--- start of Provided data ---

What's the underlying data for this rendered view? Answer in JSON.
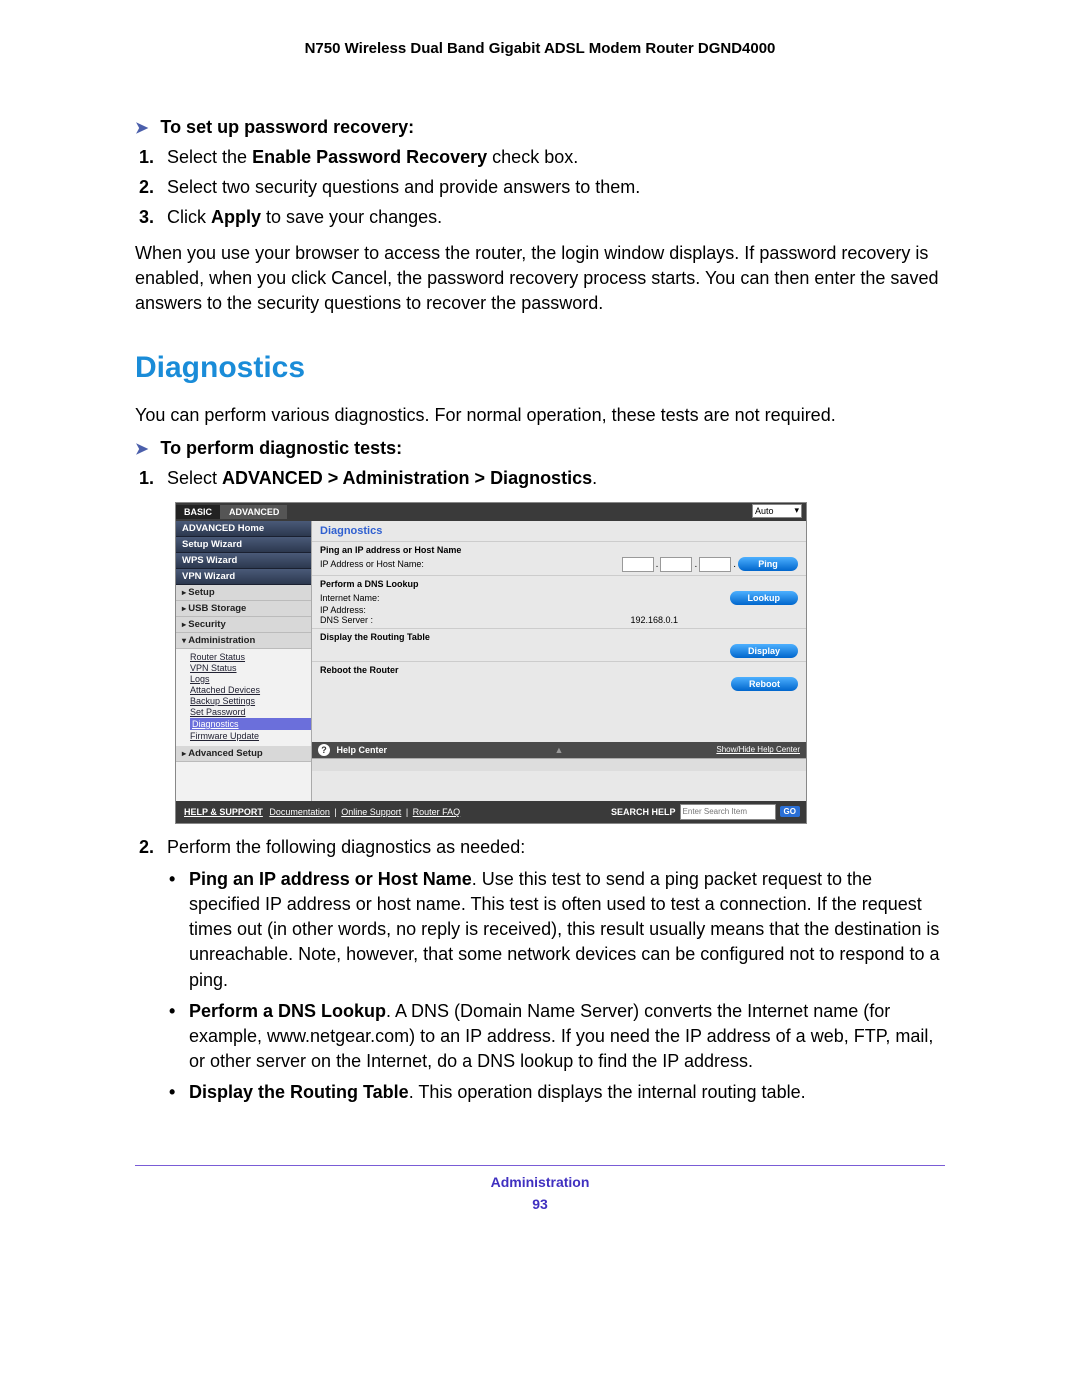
{
  "header": {
    "title": "N750 Wireless Dual Band Gigabit ADSL Modem Router DGND4000"
  },
  "pwrecovery": {
    "heading": "To set up password recovery:",
    "steps": [
      {
        "pre": "Select the ",
        "bold": "Enable Password Recovery",
        "post": " check box."
      },
      {
        "pre": "Select two security questions and provide answers to them.",
        "bold": "",
        "post": ""
      },
      {
        "pre": "Click ",
        "bold": "Apply",
        "post": " to save your changes."
      }
    ],
    "paragraph": "When you use your browser to access the router, the login window displays. If password recovery is enabled, when you click Cancel, the password recovery process starts. You can then enter the saved answers to the security questions to recover the password."
  },
  "diag": {
    "title": "Diagnostics",
    "intro": "You can perform various diagnostics. For normal operation, these tests are not required.",
    "heading": "To perform diagnostic tests:",
    "step1_pre": "Select ",
    "step1_bold": "ADVANCED > Administration > Diagnostics",
    "step1_post": ".",
    "step2": "Perform the following diagnostics as needed:",
    "bullets": [
      {
        "bold": "Ping an IP address or Host Name",
        "text": ". Use this test to send a ping packet request to the specified IP address or host name. This test is often used to test a connection. If the request times out (in other words, no reply is received), this result usually means that the destination is unreachable. Note, however, that some network devices can be configured not to respond to a ping."
      },
      {
        "bold": "Perform a DNS Lookup",
        "text": ". A DNS (Domain Name Server) converts the Internet name (for example, www.netgear.com) to an IP address. If you need the IP address of a web, FTP, mail, or other server on the Internet, do a DNS lookup to find the IP address."
      },
      {
        "bold": " Display the Routing Table",
        "text": ". This operation displays the internal routing table."
      }
    ]
  },
  "screenshot": {
    "tabs": {
      "basic": "BASIC",
      "advanced": "ADVANCED",
      "auto": "Auto"
    },
    "sidebar": {
      "advanced_home": "ADVANCED Home",
      "setup_wizard": "Setup Wizard",
      "wps_wizard": "WPS Wizard",
      "vpn_wizard": "VPN Wizard",
      "setup": "Setup",
      "usb_storage": "USB Storage",
      "security": "Security",
      "administration": "Administration",
      "sub": {
        "router_status": "Router Status",
        "vpn_status": "VPN Status",
        "logs": "Logs",
        "attached_devices": "Attached Devices",
        "backup_settings": "Backup Settings",
        "set_password": "Set Password",
        "diagnostics": "Diagnostics",
        "firmware_update": "Firmware Update"
      },
      "advanced_setup": "Advanced Setup"
    },
    "panel": {
      "title": "Diagnostics",
      "ping_title": "Ping an IP address or Host Name",
      "ping_label": "IP Address or Host Name:",
      "ping_btn": "Ping",
      "dns_title": "Perform a DNS Lookup",
      "dns_label": "Internet Name:",
      "lookup_btn": "Lookup",
      "ip_address_label": "IP Address:",
      "dns_server_label": "DNS Server :",
      "dns_server_value": "192.168.0.1",
      "routing_title": "Display the Routing Table",
      "display_btn": "Display",
      "reboot_title": "Reboot the Router",
      "reboot_btn": "Reboot",
      "help_center": "Help Center",
      "show_hide": "Show/Hide Help Center"
    },
    "footer": {
      "help_support": "HELP & SUPPORT",
      "documentation": "Documentation",
      "online_support": "Online Support",
      "router_faq": "Router FAQ",
      "search_help": "SEARCH HELP",
      "search_placeholder": "Enter Search Item",
      "go": "GO"
    }
  },
  "footer": {
    "section": "Administration",
    "page": "93"
  }
}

--- end of Provided data ---

[Given instruction] Retype the entries word for word. Omit any images.

[Response to the task]
What's the underlying data for this rendered view? Answer in JSON.
{
  "header": {
    "title": "N750 Wireless Dual Band Gigabit ADSL Modem Router DGND4000"
  },
  "pwrecovery": {
    "heading": "To set up password recovery:",
    "steps": [
      {
        "pre": "Select the ",
        "bold": "Enable Password Recovery",
        "post": " check box."
      },
      {
        "pre": "Select two security questions and provide answers to them.",
        "bold": "",
        "post": ""
      },
      {
        "pre": "Click ",
        "bold": "Apply",
        "post": " to save your changes."
      }
    ],
    "paragraph": "When you use your browser to access the router, the login window displays. If password recovery is enabled, when you click Cancel, the password recovery process starts. You can then enter the saved answers to the security questions to recover the password."
  },
  "diag": {
    "title": "Diagnostics",
    "intro": "You can perform various diagnostics. For normal operation, these tests are not required.",
    "heading": "To perform diagnostic tests:",
    "step1_pre": "Select ",
    "step1_bold": "ADVANCED > Administration > Diagnostics",
    "step1_post": ".",
    "step2": "Perform the following diagnostics as needed:",
    "bullets": [
      {
        "bold": "Ping an IP address or Host Name",
        "text": ". Use this test to send a ping packet request to the specified IP address or host name. This test is often used to test a connection. If the request times out (in other words, no reply is received), this result usually means that the destination is unreachable. Note, however, that some network devices can be configured not to respond to a ping."
      },
      {
        "bold": "Perform a DNS Lookup",
        "text": ". A DNS (Domain Name Server) converts the Internet name (for example, www.netgear.com) to an IP address. If you need the IP address of a web, FTP, mail, or other server on the Internet, do a DNS lookup to find the IP address."
      },
      {
        "bold": " Display the Routing Table",
        "text": ". This operation displays the internal routing table."
      }
    ]
  },
  "screenshot": {
    "tabs": {
      "basic": "BASIC",
      "advanced": "ADVANCED",
      "auto": "Auto"
    },
    "sidebar": {
      "advanced_home": "ADVANCED Home",
      "setup_wizard": "Setup Wizard",
      "wps_wizard": "WPS Wizard",
      "vpn_wizard": "VPN Wizard",
      "setup": "Setup",
      "usb_storage": "USB Storage",
      "security": "Security",
      "administration": "Administration",
      "sub": {
        "router_status": "Router Status",
        "vpn_status": "VPN Status",
        "logs": "Logs",
        "attached_devices": "Attached Devices",
        "backup_settings": "Backup Settings",
        "set_password": "Set Password",
        "diagnostics": "Diagnostics",
        "firmware_update": "Firmware Update"
      },
      "advanced_setup": "Advanced Setup"
    },
    "panel": {
      "title": "Diagnostics",
      "ping_title": "Ping an IP address or Host Name",
      "ping_label": "IP Address or Host Name:",
      "ping_btn": "Ping",
      "dns_title": "Perform a DNS Lookup",
      "dns_label": "Internet Name:",
      "lookup_btn": "Lookup",
      "ip_address_label": "IP Address:",
      "dns_server_label": "DNS Server :",
      "dns_server_value": "192.168.0.1",
      "routing_title": "Display the Routing Table",
      "display_btn": "Display",
      "reboot_title": "Reboot the Router",
      "reboot_btn": "Reboot",
      "help_center": "Help Center",
      "show_hide": "Show/Hide Help Center"
    },
    "footer": {
      "help_support": "HELP & SUPPORT",
      "documentation": "Documentation",
      "online_support": "Online Support",
      "router_faq": "Router FAQ",
      "search_help": "SEARCH HELP",
      "search_placeholder": "Enter Search Item",
      "go": "GO"
    }
  },
  "footer": {
    "section": "Administration",
    "page": "93"
  }
}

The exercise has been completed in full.